* _WHAT IS EXPECTED_:
Each record below should be output verbatim, without pictures.

* _DATASET ROWS_:
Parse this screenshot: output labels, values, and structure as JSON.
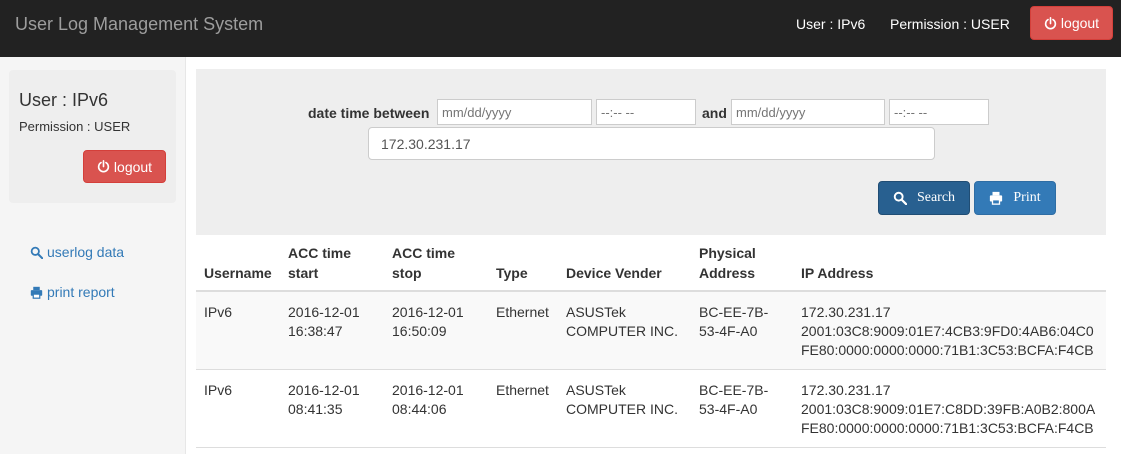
{
  "navbar": {
    "brand": "User Log Management System",
    "user": "User : IPv6",
    "permission": "Permission : USER",
    "logout_label": "logout"
  },
  "sidebar": {
    "user": "User : IPv6",
    "permission": "Permission : USER",
    "logout_label": "logout",
    "links": [
      {
        "label": "userlog data",
        "icon": "search-icon"
      },
      {
        "label": "print report",
        "icon": "print-icon"
      }
    ]
  },
  "search": {
    "between_label": "date time between",
    "and_label": "and",
    "date_placeholder": "mm/dd/yyyy",
    "time_placeholder": "--:-- --",
    "ip_value": "172.30.231.17",
    "search_label": "Search",
    "print_label": "Print"
  },
  "table": {
    "headers": {
      "username": "Username",
      "acc_start": [
        "ACC time",
        "start"
      ],
      "acc_stop": [
        "ACC time",
        "stop"
      ],
      "type": "Type",
      "vender": "Device Vender",
      "physical": [
        "Physical",
        "Address"
      ],
      "ip": "IP Address"
    },
    "rows": [
      {
        "username": "IPv6",
        "start": [
          "2016-12-01",
          "16:38:47"
        ],
        "stop": [
          "2016-12-01",
          "16:50:09"
        ],
        "type": "Ethernet",
        "vender": [
          "ASUSTek",
          "COMPUTER INC."
        ],
        "physical": [
          "BC-EE-7B-",
          "53-4F-A0"
        ],
        "ip": [
          "172.30.231.17",
          "2001:03C8:9009:01E7:4CB3:9FD0:4AB6:04C0",
          "FE80:0000:0000:0000:71B1:3C53:BCFA:F4CB"
        ]
      },
      {
        "username": "IPv6",
        "start": [
          "2016-12-01",
          "08:41:35"
        ],
        "stop": [
          "2016-12-01",
          "08:44:06"
        ],
        "type": "Ethernet",
        "vender": [
          "ASUSTek",
          "COMPUTER INC."
        ],
        "physical": [
          "BC-EE-7B-",
          "53-4F-A0"
        ],
        "ip": [
          "172.30.231.17",
          "2001:03C8:9009:01E7:C8DD:39FB:A0B2:800A",
          "FE80:0000:0000:0000:71B1:3C53:BCFA:F4CB"
        ]
      }
    ]
  },
  "colors": {
    "navbar_bg": "#222222",
    "danger": "#d9534f",
    "primary": "#337ab7",
    "primary_active": "#286090",
    "link": "#337ab7"
  }
}
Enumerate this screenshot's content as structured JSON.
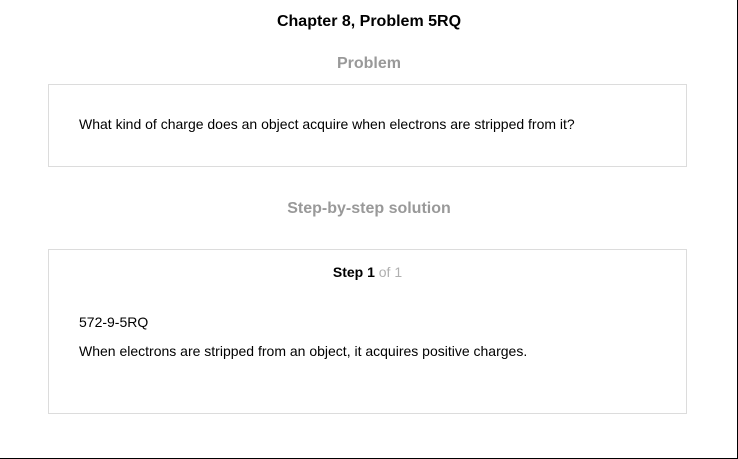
{
  "header": {
    "chapter_title": "Chapter 8, Problem 5RQ"
  },
  "problem": {
    "heading": "Problem",
    "text": "What kind of charge does an object acquire when electrons are stripped from it?"
  },
  "solution": {
    "heading": "Step-by-step solution",
    "step": {
      "label": "Step 1",
      "of_text": " of 1",
      "image_ref": "572-9-5RQ",
      "text": "When electrons are stripped from an object, it acquires positive charges."
    }
  }
}
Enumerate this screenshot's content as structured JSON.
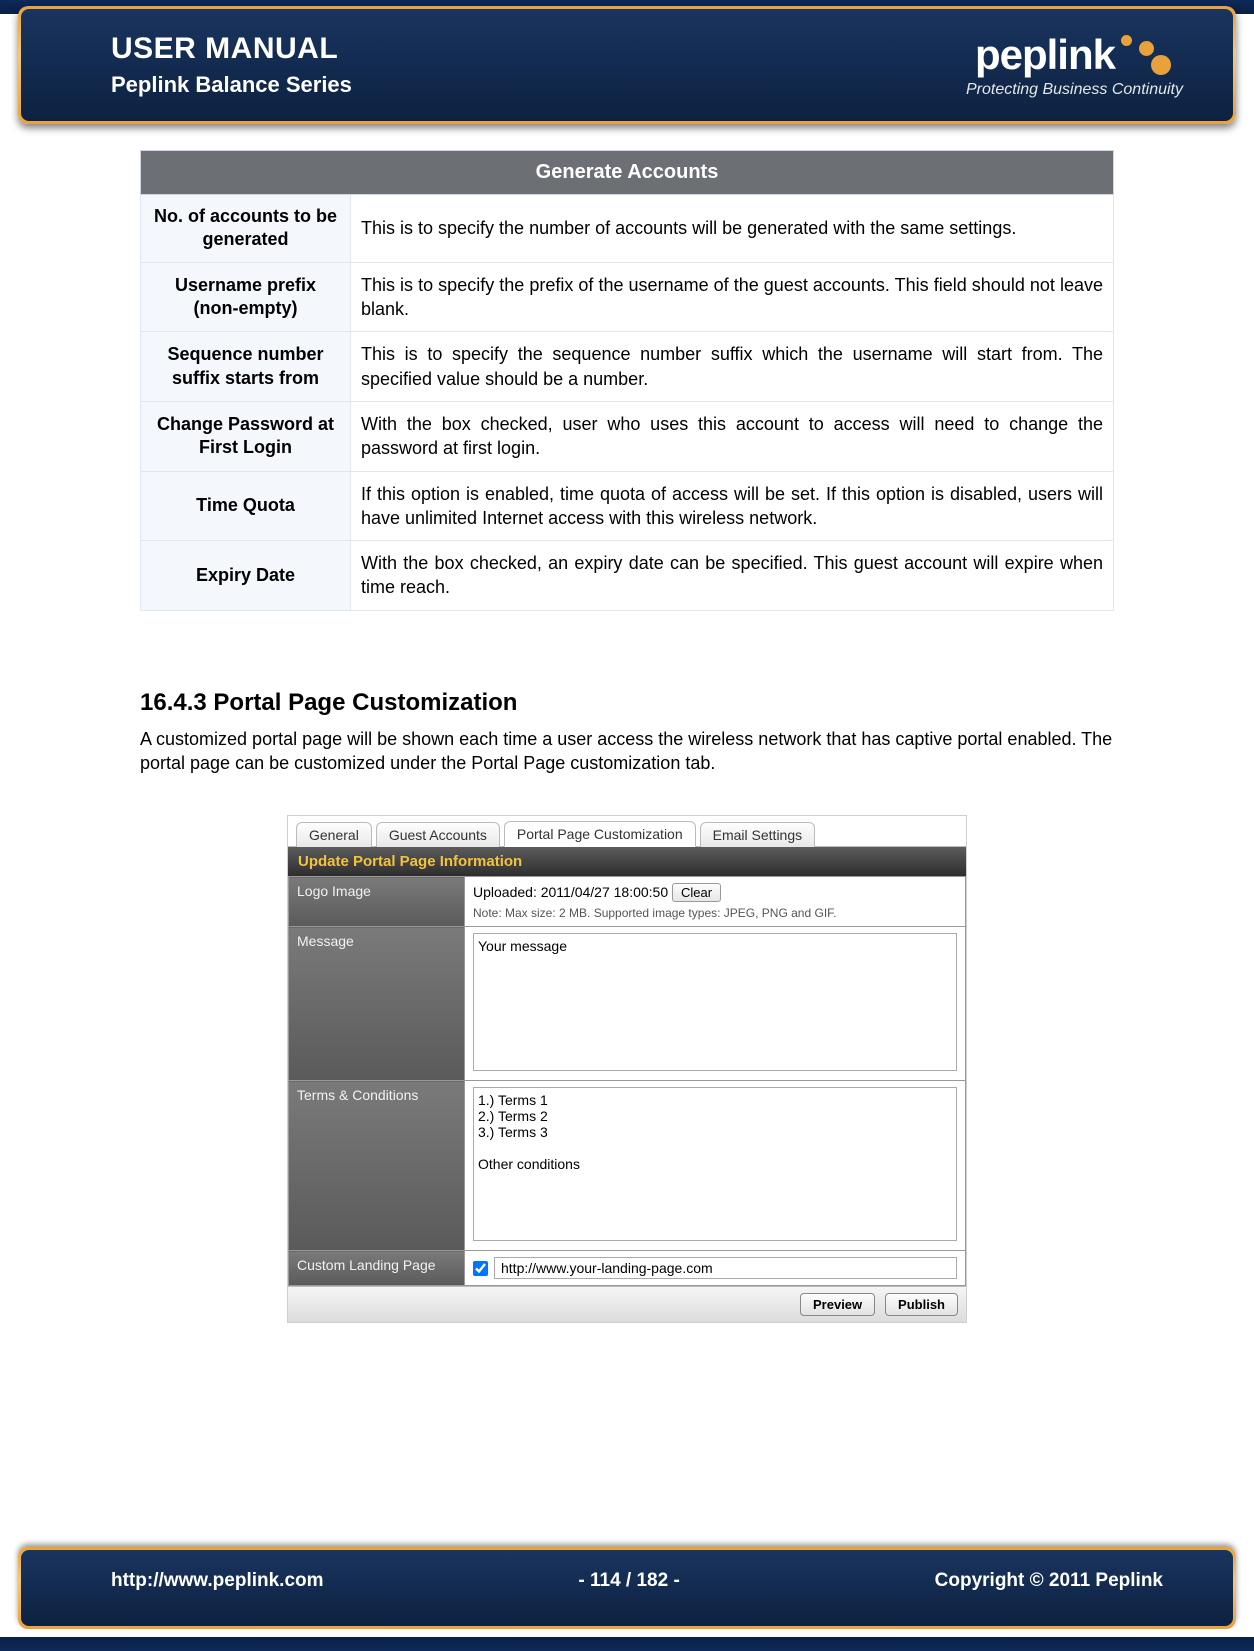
{
  "header": {
    "title": "USER MANUAL",
    "subtitle": "Peplink Balance Series",
    "brand": "peplink",
    "tagline": "Protecting Business Continuity"
  },
  "generate_accounts": {
    "title": "Generate Accounts",
    "rows": [
      {
        "label": "No. of accounts to be generated",
        "desc": "This is to specify the number of accounts will be generated with the same settings."
      },
      {
        "label": "Username prefix (non-empty)",
        "desc": "This is to specify the prefix of the username of the guest accounts. This field should not leave blank."
      },
      {
        "label": "Sequence number suffix starts from",
        "desc": "This is to specify the sequence number suffix which the username will start from. The specified value should be a number."
      },
      {
        "label": "Change Password at First Login",
        "desc": "With the box checked, user who uses this account to access will need to change the password at first login."
      },
      {
        "label": "Time Quota",
        "desc": "If this option is enabled, time quota of access will be set. If this option is disabled, users will have unlimited Internet access with this wireless network."
      },
      {
        "label": "Expiry Date",
        "desc": "With the box checked, an expiry date can be specified. This guest account will expire when time reach."
      }
    ]
  },
  "section": {
    "heading": "16.4.3 Portal Page Customization",
    "para": "A customized portal page will be shown each time a user access the wireless network that has captive portal enabled. The portal page can be customized under the Portal Page customization tab."
  },
  "screenshot": {
    "tabs": [
      "General",
      "Guest Accounts",
      "Portal Page Customization",
      "Email Settings"
    ],
    "active_tab_index": 2,
    "panel_title": "Update Portal Page Information",
    "logo_label": "Logo Image",
    "logo_value": "Uploaded: 2011/04/27 18:00:50",
    "logo_clear": "Clear",
    "logo_note": "Note: Max size: 2 MB. Supported image types: JPEG, PNG and GIF.",
    "message_label": "Message",
    "message_value": "Your message",
    "terms_label": "Terms & Conditions",
    "terms_value": "1.) Terms 1\n2.) Terms 2\n3.) Terms 3\n\nOther conditions",
    "landing_label": "Custom Landing Page",
    "landing_value": "http://www.your-landing-page.com",
    "preview_btn": "Preview",
    "publish_btn": "Publish"
  },
  "footer": {
    "url": "http://www.peplink.com",
    "page": "- 114 / 182 -",
    "copyright": "Copyright © 2011 Peplink"
  }
}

* _TASK RESPONSE_:
Parse this screenshot: output labels, values, and structure as JSON.
{
  "navbar": {
    "brand": "User Log Management System",
    "user": "User : IPv6",
    "permission": "Permission : USER",
    "logout_label": "logout"
  },
  "sidebar": {
    "user": "User : IPv6",
    "permission": "Permission : USER",
    "logout_label": "logout",
    "links": [
      {
        "label": "userlog data",
        "icon": "search-icon"
      },
      {
        "label": "print report",
        "icon": "print-icon"
      }
    ]
  },
  "search": {
    "between_label": "date time between",
    "and_label": "and",
    "date_placeholder": "mm/dd/yyyy",
    "time_placeholder": "--:-- --",
    "ip_value": "172.30.231.17",
    "search_label": "Search",
    "print_label": "Print"
  },
  "table": {
    "headers": {
      "username": "Username",
      "acc_start": [
        "ACC time",
        "start"
      ],
      "acc_stop": [
        "ACC time",
        "stop"
      ],
      "type": "Type",
      "vender": "Device Vender",
      "physical": [
        "Physical",
        "Address"
      ],
      "ip": "IP Address"
    },
    "rows": [
      {
        "username": "IPv6",
        "start": [
          "2016-12-01",
          "16:38:47"
        ],
        "stop": [
          "2016-12-01",
          "16:50:09"
        ],
        "type": "Ethernet",
        "vender": [
          "ASUSTek",
          "COMPUTER INC."
        ],
        "physical": [
          "BC-EE-7B-",
          "53-4F-A0"
        ],
        "ip": [
          "172.30.231.17",
          "2001:03C8:9009:01E7:4CB3:9FD0:4AB6:04C0",
          "FE80:0000:0000:0000:71B1:3C53:BCFA:F4CB"
        ]
      },
      {
        "username": "IPv6",
        "start": [
          "2016-12-01",
          "08:41:35"
        ],
        "stop": [
          "2016-12-01",
          "08:44:06"
        ],
        "type": "Ethernet",
        "vender": [
          "ASUSTek",
          "COMPUTER INC."
        ],
        "physical": [
          "BC-EE-7B-",
          "53-4F-A0"
        ],
        "ip": [
          "172.30.231.17",
          "2001:03C8:9009:01E7:C8DD:39FB:A0B2:800A",
          "FE80:0000:0000:0000:71B1:3C53:BCFA:F4CB"
        ]
      }
    ]
  },
  "colors": {
    "navbar_bg": "#222222",
    "danger": "#d9534f",
    "primary": "#337ab7",
    "primary_active": "#286090",
    "link": "#337ab7"
  }
}
Enumerate this screenshot's content as structured JSON.
{
  "header": {
    "chapter_title": "Chapter 8, Problem 5RQ"
  },
  "problem": {
    "heading": "Problem",
    "text": "What kind of charge does an object acquire when electrons are stripped from it?"
  },
  "solution": {
    "heading": "Step-by-step solution",
    "step": {
      "label": "Step 1",
      "of_text": " of 1",
      "image_ref": "572-9-5RQ",
      "text": "When electrons are stripped from an object, it acquires positive charges."
    }
  }
}
Enumerate this screenshot's content as structured JSON.
{
  "header": {
    "title": "USER MANUAL",
    "subtitle": "Peplink Balance Series",
    "brand": "peplink",
    "tagline": "Protecting Business Continuity"
  },
  "generate_accounts": {
    "title": "Generate Accounts",
    "rows": [
      {
        "label": "No. of accounts to be generated",
        "desc": "This is to specify the number of accounts will be generated with the same settings."
      },
      {
        "label": "Username prefix (non-empty)",
        "desc": "This is to specify the prefix of the username of the guest accounts. This field should not leave blank."
      },
      {
        "label": "Sequence number suffix starts from",
        "desc": "This is to specify the sequence number suffix which the username will start from. The specified value should be a number."
      },
      {
        "label": "Change Password at First Login",
        "desc": "With the box checked, user who uses this account to access will need to change the password at first login."
      },
      {
        "label": "Time Quota",
        "desc": "If this option is enabled, time quota of access will be set. If this option is disabled, users will have unlimited Internet access with this wireless network."
      },
      {
        "label": "Expiry Date",
        "desc": "With the box checked, an expiry date can be specified. This guest account will expire when time reach."
      }
    ]
  },
  "section": {
    "heading": "16.4.3 Portal Page Customization",
    "para": "A customized portal page will be shown each time a user access the wireless network that has captive portal enabled. The portal page can be customized under the Portal Page customization tab."
  },
  "screenshot": {
    "tabs": [
      "General",
      "Guest Accounts",
      "Portal Page Customization",
      "Email Settings"
    ],
    "active_tab_index": 2,
    "panel_title": "Update Portal Page Information",
    "logo_label": "Logo Image",
    "logo_value": "Uploaded: 2011/04/27 18:00:50",
    "logo_clear": "Clear",
    "logo_note": "Note: Max size: 2 MB. Supported image types: JPEG, PNG and GIF.",
    "message_label": "Message",
    "message_value": "Your message",
    "terms_label": "Terms & Conditions",
    "terms_value": "1.) Terms 1\n2.) Terms 2\n3.) Terms 3\n\nOther conditions",
    "landing_label": "Custom Landing Page",
    "landing_value": "http://www.your-landing-page.com",
    "preview_btn": "Preview",
    "publish_btn": "Publish"
  },
  "footer": {
    "url": "http://www.peplink.com",
    "page": "- 114 / 182 -",
    "copyright": "Copyright © 2011 Peplink"
  }
}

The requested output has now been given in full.